> _INSTRUCTIONS TO FOLLOW_: Only the pictures stay out; every record is to be quoted exactly.

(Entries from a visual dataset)
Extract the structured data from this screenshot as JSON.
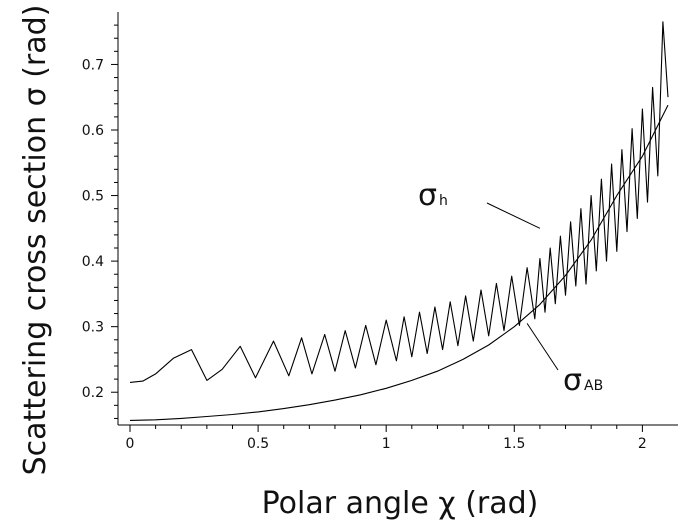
{
  "chart_data": {
    "type": "line",
    "title": "",
    "xlabel": "Polar angle χ (rad)",
    "ylabel": "Scattering cross section σ (rad)",
    "xlim": [
      0,
      2.1
    ],
    "ylim": [
      0.15,
      0.78
    ],
    "grid": false,
    "x_ticks": [
      0,
      0.5,
      1,
      1.5,
      2
    ],
    "x_tick_labels": [
      "0",
      "0.5",
      "1",
      "1.5",
      "2"
    ],
    "y_ticks": [
      0.2,
      0.3,
      0.4,
      0.5,
      0.6,
      0.7
    ],
    "y_tick_labels": [
      "0.2",
      "0.3",
      "0.4",
      "0.5",
      "0.6",
      "0.7"
    ],
    "series": [
      {
        "name": "σh",
        "color": "#000000",
        "x": [
          0.0,
          0.05,
          0.1,
          0.17,
          0.24,
          0.3,
          0.36,
          0.43,
          0.49,
          0.56,
          0.62,
          0.67,
          0.71,
          0.76,
          0.8,
          0.84,
          0.88,
          0.92,
          0.96,
          1.0,
          1.04,
          1.07,
          1.1,
          1.13,
          1.16,
          1.19,
          1.22,
          1.25,
          1.28,
          1.31,
          1.34,
          1.37,
          1.4,
          1.43,
          1.46,
          1.49,
          1.52,
          1.55,
          1.58,
          1.6,
          1.62,
          1.64,
          1.66,
          1.68,
          1.7,
          1.72,
          1.74,
          1.76,
          1.78,
          1.8,
          1.82,
          1.84,
          1.86,
          1.88,
          1.9,
          1.92,
          1.94,
          1.96,
          1.98,
          2.0,
          2.02,
          2.04,
          2.06,
          2.08,
          2.1
        ],
        "y": [
          0.215,
          0.217,
          0.228,
          0.252,
          0.265,
          0.218,
          0.235,
          0.27,
          0.222,
          0.278,
          0.225,
          0.283,
          0.228,
          0.288,
          0.232,
          0.294,
          0.237,
          0.302,
          0.242,
          0.31,
          0.248,
          0.315,
          0.254,
          0.322,
          0.259,
          0.33,
          0.265,
          0.338,
          0.271,
          0.347,
          0.278,
          0.356,
          0.286,
          0.366,
          0.294,
          0.377,
          0.302,
          0.39,
          0.312,
          0.404,
          0.322,
          0.42,
          0.335,
          0.438,
          0.348,
          0.46,
          0.362,
          0.48,
          0.365,
          0.5,
          0.385,
          0.525,
          0.4,
          0.548,
          0.415,
          0.57,
          0.445,
          0.602,
          0.465,
          0.632,
          0.49,
          0.665,
          0.53,
          0.765,
          0.65
        ]
      },
      {
        "name": "σAB",
        "color": "#000000",
        "x": [
          0.0,
          0.1,
          0.2,
          0.3,
          0.4,
          0.5,
          0.6,
          0.7,
          0.8,
          0.9,
          1.0,
          1.1,
          1.2,
          1.3,
          1.4,
          1.5,
          1.6,
          1.7,
          1.8,
          1.9,
          2.0,
          2.1
        ],
        "y": [
          0.157,
          0.158,
          0.16,
          0.163,
          0.166,
          0.17,
          0.175,
          0.181,
          0.188,
          0.196,
          0.206,
          0.218,
          0.232,
          0.25,
          0.272,
          0.3,
          0.334,
          0.378,
          0.432,
          0.5,
          0.56,
          0.638
        ]
      }
    ],
    "annotations": [
      {
        "name": "sigma-h",
        "main": "σ",
        "sub": "h",
        "target_x": 1.6,
        "target_y": 0.45
      },
      {
        "name": "sigma-ab",
        "main": "σ",
        "sub": "AB",
        "target_x": 1.55,
        "target_y": 0.305
      }
    ]
  }
}
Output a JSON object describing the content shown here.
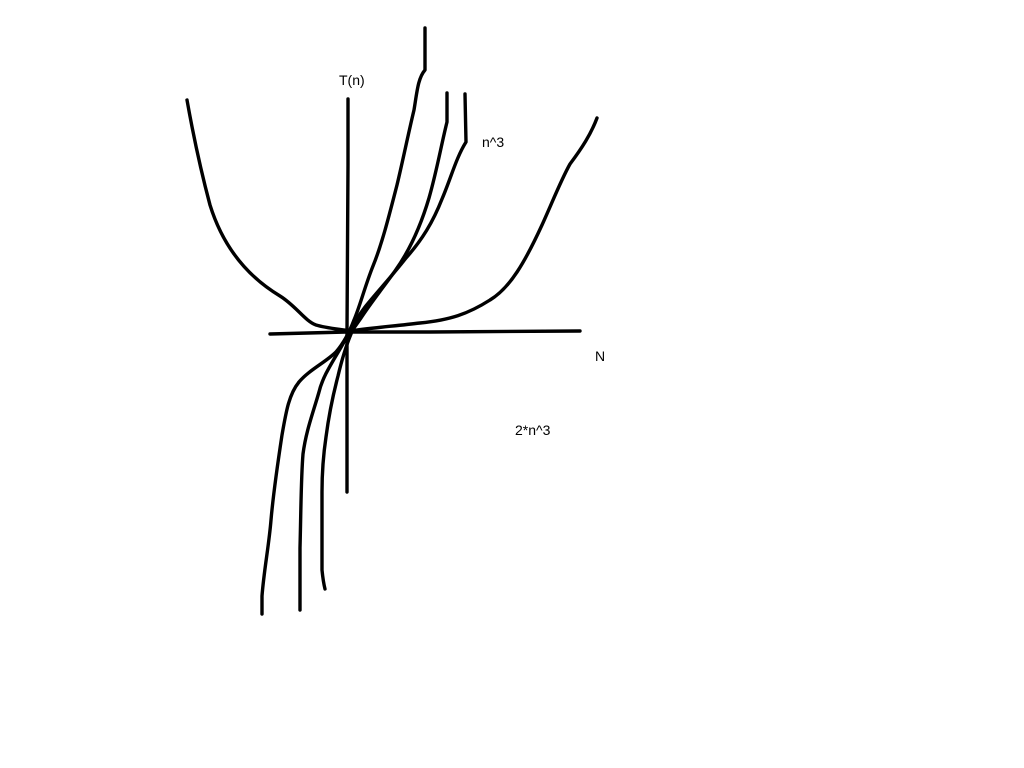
{
  "diagram": {
    "stroke_color": "#000000",
    "background_color": "#ffffff",
    "labels": {
      "y_axis": "T(n)",
      "x_axis": "N",
      "curve_n3": "n^3",
      "curve_2n3": "2*n^3"
    }
  }
}
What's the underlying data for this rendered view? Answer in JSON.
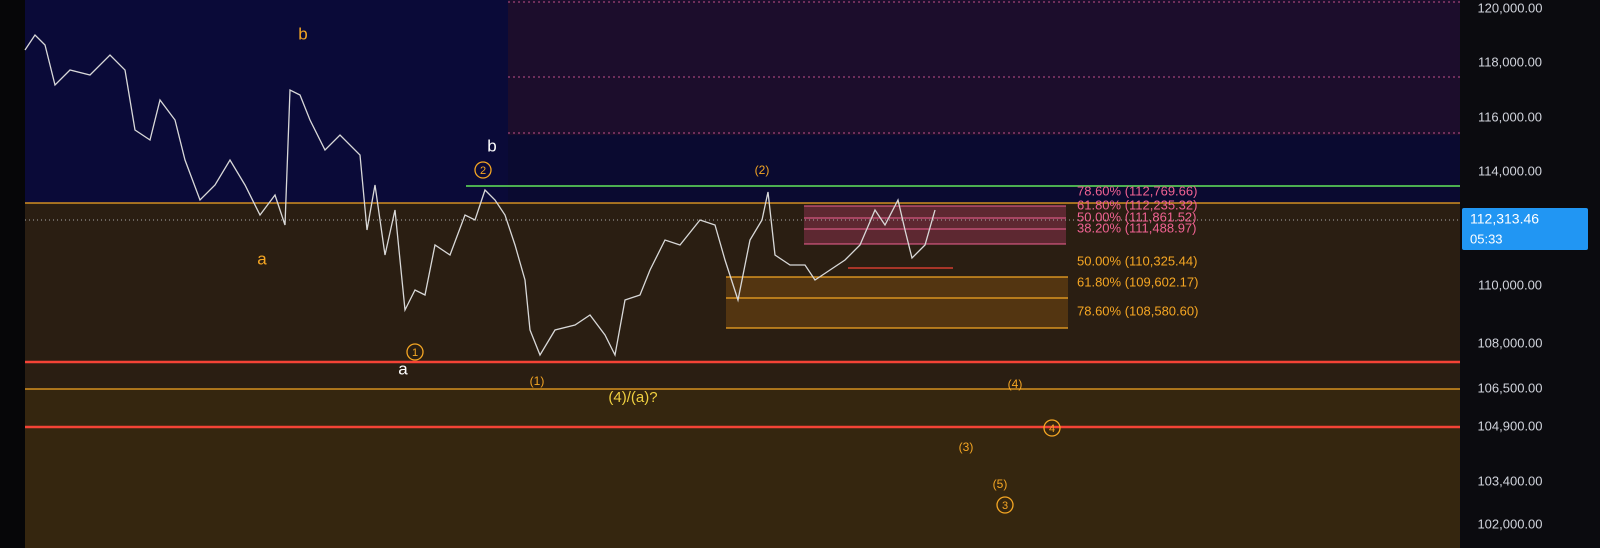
{
  "price_axis": {
    "labels": [
      "120,000.00",
      "118,000.00",
      "116,000.00",
      "114,000.00",
      "110,000.00",
      "108,000.00",
      "106,500.00",
      "104,900.00",
      "103,400.00",
      "102,000.00"
    ]
  },
  "current_price": {
    "price": "112,313.46",
    "timer": "05:33"
  },
  "fib_levels": [
    "78.60% (112,769.66)",
    "61.80% (112,235.32)",
    "50.00% (111,861.52)",
    "38.20% (111,488.97)",
    "50.00% (110,325.44)",
    "61.80% (109,602.17)",
    "78.60% (108,580.60)"
  ],
  "wave_labels": [
    "b",
    "a",
    "b",
    "2",
    "1",
    "a",
    "(1)",
    "(4)/(a)?",
    "(2)",
    "(4)",
    "4",
    "(3)",
    "(5)",
    "3"
  ]
}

> _TASK ANSWER_:
Extract the structured data from this screenshot as JSON.
{
  "chart_data": {
    "type": "line",
    "title": "",
    "xlabel": "Polar angle χ (rad)",
    "ylabel": "Scattering cross section σ (rad)",
    "xlim": [
      0,
      2.1
    ],
    "ylim": [
      0.15,
      0.78
    ],
    "grid": false,
    "x_ticks": [
      0,
      0.5,
      1,
      1.5,
      2
    ],
    "x_tick_labels": [
      "0",
      "0.5",
      "1",
      "1.5",
      "2"
    ],
    "y_ticks": [
      0.2,
      0.3,
      0.4,
      0.5,
      0.6,
      0.7
    ],
    "y_tick_labels": [
      "0.2",
      "0.3",
      "0.4",
      "0.5",
      "0.6",
      "0.7"
    ],
    "series": [
      {
        "name": "σh",
        "color": "#000000",
        "x": [
          0.0,
          0.05,
          0.1,
          0.17,
          0.24,
          0.3,
          0.36,
          0.43,
          0.49,
          0.56,
          0.62,
          0.67,
          0.71,
          0.76,
          0.8,
          0.84,
          0.88,
          0.92,
          0.96,
          1.0,
          1.04,
          1.07,
          1.1,
          1.13,
          1.16,
          1.19,
          1.22,
          1.25,
          1.28,
          1.31,
          1.34,
          1.37,
          1.4,
          1.43,
          1.46,
          1.49,
          1.52,
          1.55,
          1.58,
          1.6,
          1.62,
          1.64,
          1.66,
          1.68,
          1.7,
          1.72,
          1.74,
          1.76,
          1.78,
          1.8,
          1.82,
          1.84,
          1.86,
          1.88,
          1.9,
          1.92,
          1.94,
          1.96,
          1.98,
          2.0,
          2.02,
          2.04,
          2.06,
          2.08,
          2.1
        ],
        "y": [
          0.215,
          0.217,
          0.228,
          0.252,
          0.265,
          0.218,
          0.235,
          0.27,
          0.222,
          0.278,
          0.225,
          0.283,
          0.228,
          0.288,
          0.232,
          0.294,
          0.237,
          0.302,
          0.242,
          0.31,
          0.248,
          0.315,
          0.254,
          0.322,
          0.259,
          0.33,
          0.265,
          0.338,
          0.271,
          0.347,
          0.278,
          0.356,
          0.286,
          0.366,
          0.294,
          0.377,
          0.302,
          0.39,
          0.312,
          0.404,
          0.322,
          0.42,
          0.335,
          0.438,
          0.348,
          0.46,
          0.362,
          0.48,
          0.365,
          0.5,
          0.385,
          0.525,
          0.4,
          0.548,
          0.415,
          0.57,
          0.445,
          0.602,
          0.465,
          0.632,
          0.49,
          0.665,
          0.53,
          0.765,
          0.65
        ]
      },
      {
        "name": "σAB",
        "color": "#000000",
        "x": [
          0.0,
          0.1,
          0.2,
          0.3,
          0.4,
          0.5,
          0.6,
          0.7,
          0.8,
          0.9,
          1.0,
          1.1,
          1.2,
          1.3,
          1.4,
          1.5,
          1.6,
          1.7,
          1.8,
          1.9,
          2.0,
          2.1
        ],
        "y": [
          0.157,
          0.158,
          0.16,
          0.163,
          0.166,
          0.17,
          0.175,
          0.181,
          0.188,
          0.196,
          0.206,
          0.218,
          0.232,
          0.25,
          0.272,
          0.3,
          0.334,
          0.378,
          0.432,
          0.5,
          0.56,
          0.638
        ]
      }
    ],
    "annotations": [
      {
        "name": "sigma-h",
        "main": "σ",
        "sub": "h",
        "target_x": 1.6,
        "target_y": 0.45
      },
      {
        "name": "sigma-ab",
        "main": "σ",
        "sub": "AB",
        "target_x": 1.55,
        "target_y": 0.305
      }
    ]
  }
}
Output a JSON object describing the content shown here.
{
  "diagram": {
    "stroke_color": "#000000",
    "background_color": "#ffffff",
    "labels": {
      "y_axis": "T(n)",
      "x_axis": "N",
      "curve_n3": "n^3",
      "curve_2n3": "2*n^3"
    }
  }
}
What's the underlying data for this rendered view? Answer in JSON.
{
  "price_axis": {
    "labels": [
      "120,000.00",
      "118,000.00",
      "116,000.00",
      "114,000.00",
      "110,000.00",
      "108,000.00",
      "106,500.00",
      "104,900.00",
      "103,400.00",
      "102,000.00"
    ]
  },
  "current_price": {
    "price": "112,313.46",
    "timer": "05:33"
  },
  "fib_levels": [
    "78.60% (112,769.66)",
    "61.80% (112,235.32)",
    "50.00% (111,861.52)",
    "38.20% (111,488.97)",
    "50.00% (110,325.44)",
    "61.80% (109,602.17)",
    "78.60% (108,580.60)"
  ],
  "wave_labels": [
    "b",
    "a",
    "b",
    "2",
    "1",
    "a",
    "(1)",
    "(4)/(a)?",
    "(2)",
    "(4)",
    "4",
    "(3)",
    "(5)",
    "3"
  ]
}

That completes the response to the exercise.